Write out the material exactly, with the pictures left out.

======== DATA SUPPLIED

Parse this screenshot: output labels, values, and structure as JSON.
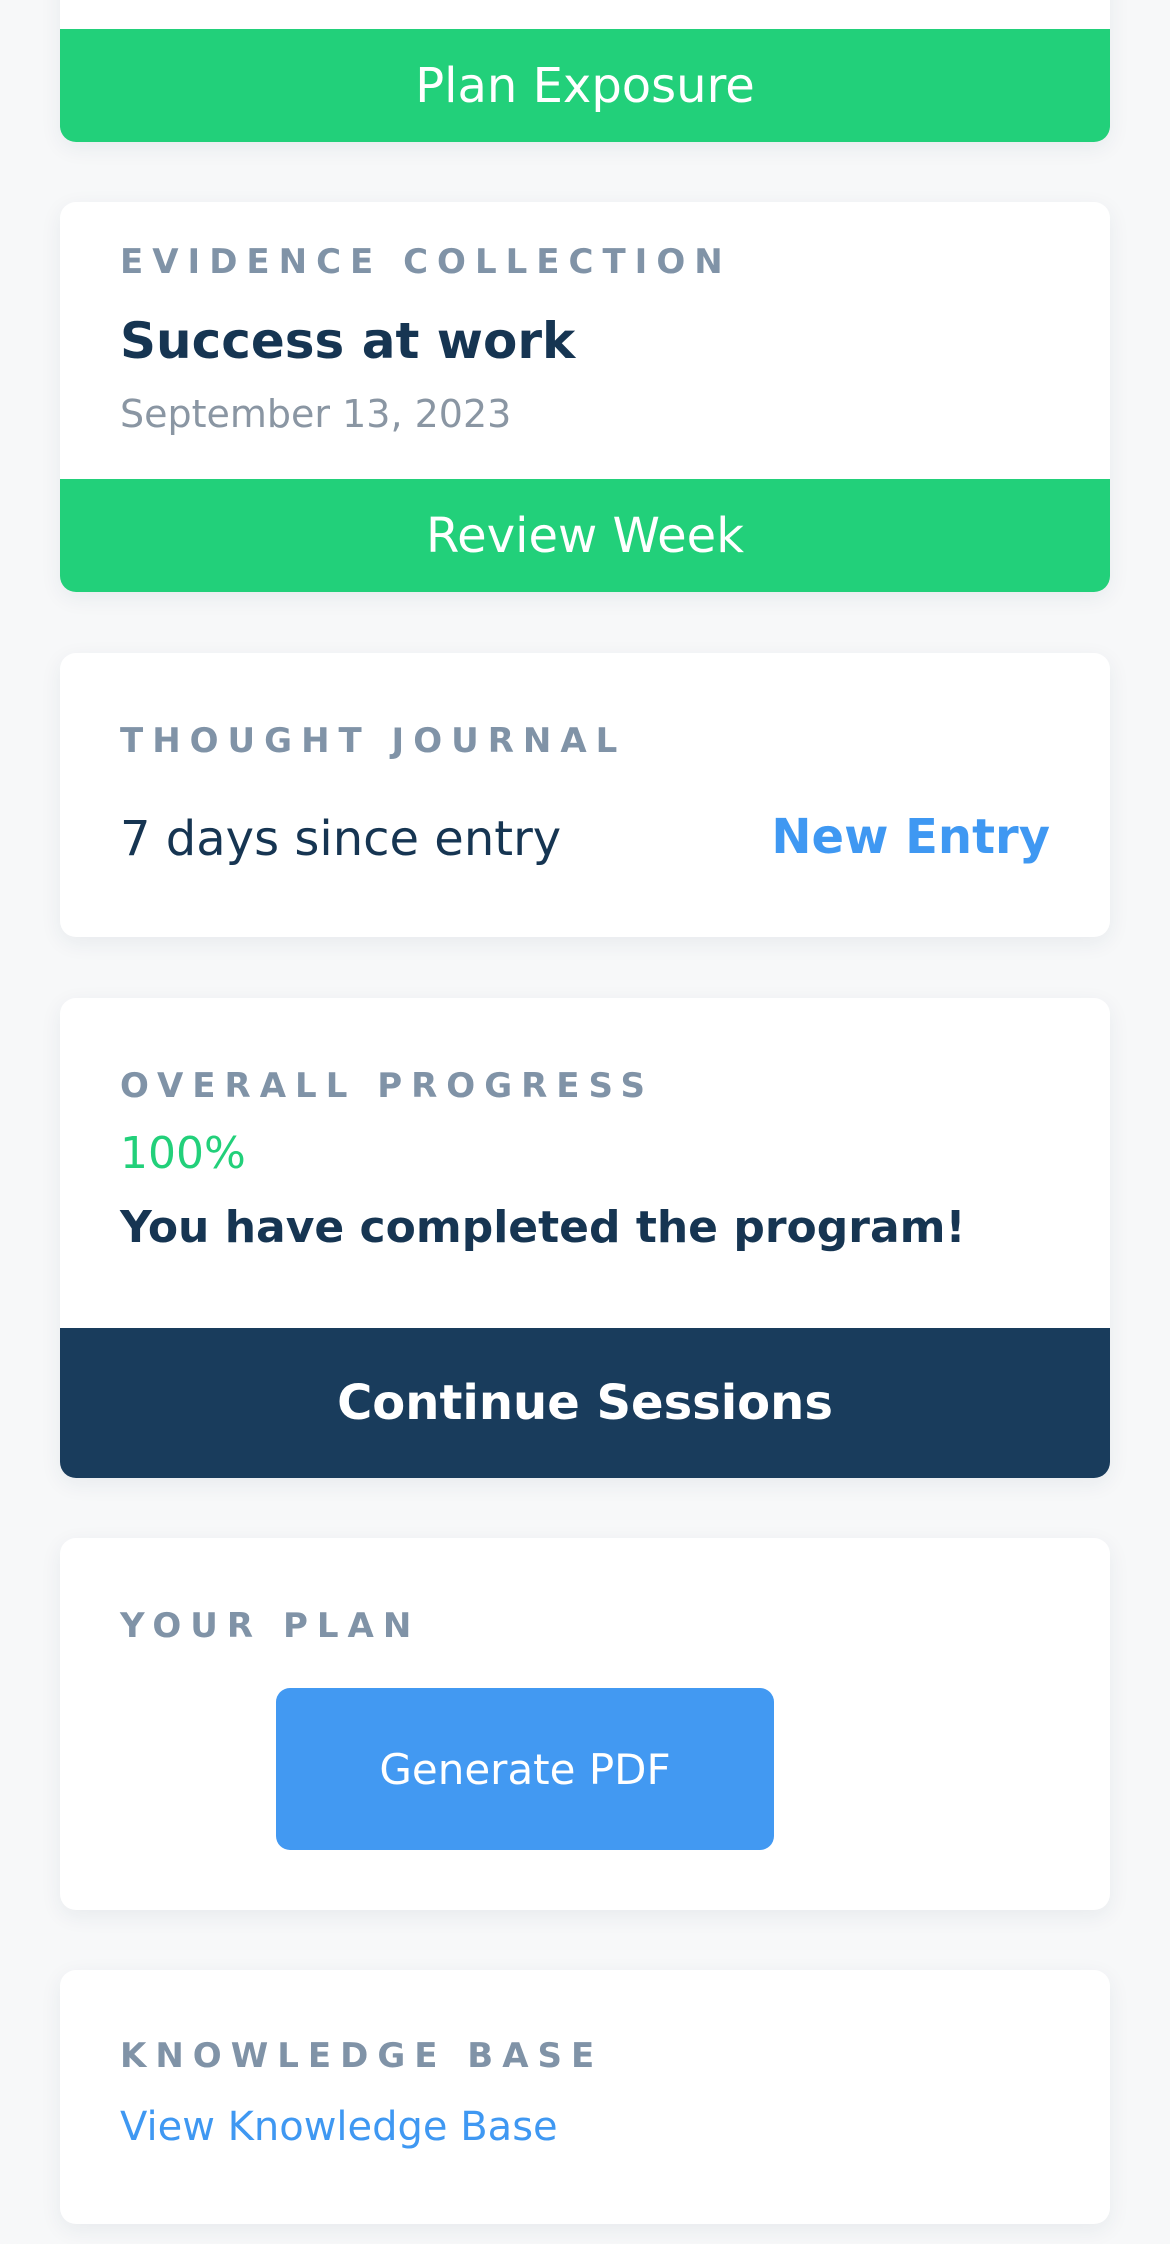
{
  "plan_card": {
    "button_label": "Plan Exposure"
  },
  "evidence": {
    "heading": "EVIDENCE COLLECTION",
    "title": "Success at work",
    "date": "September 13, 2023",
    "button_label": "Review Week"
  },
  "journal": {
    "heading": "THOUGHT JOURNAL",
    "status": "7 days since entry",
    "action_label": "New Entry"
  },
  "progress": {
    "heading": "OVERALL PROGRESS",
    "percent_text": "100%",
    "percent_value": 100,
    "message": "You have completed the program!",
    "button_label": "Continue Sessions"
  },
  "plan": {
    "heading": "YOUR PLAN",
    "button_label": "Generate PDF"
  },
  "knowledge": {
    "heading": "KNOWLEDGE BASE",
    "link_label": "View Knowledge Base"
  },
  "colors": {
    "green": "#22d07a",
    "navy": "#193c5c",
    "blue": "#3f98f2",
    "heading_gray": "#8093a7",
    "text_dark": "#163552"
  }
}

================

> RESPONSE BELOW:
Parse this screenshot: output labels, values, and structure as JSON.
{
  "plan_card": {
    "button_label": "Plan Exposure"
  },
  "evidence": {
    "heading": "EVIDENCE COLLECTION",
    "title": "Success at work",
    "date": "September 13, 2023",
    "button_label": "Review Week"
  },
  "journal": {
    "heading": "THOUGHT JOURNAL",
    "status": "7 days since entry",
    "action_label": "New Entry"
  },
  "progress": {
    "heading": "OVERALL PROGRESS",
    "percent_text": "100%",
    "percent_value": 100,
    "message": "You have completed the program!",
    "button_label": "Continue Sessions"
  },
  "plan": {
    "heading": "YOUR PLAN",
    "button_label": "Generate PDF"
  },
  "knowledge": {
    "heading": "KNOWLEDGE BASE",
    "link_label": "View Knowledge Base"
  },
  "colors": {
    "green": "#22d07a",
    "navy": "#193c5c",
    "blue": "#3f98f2",
    "heading_gray": "#8093a7",
    "text_dark": "#163552"
  }
}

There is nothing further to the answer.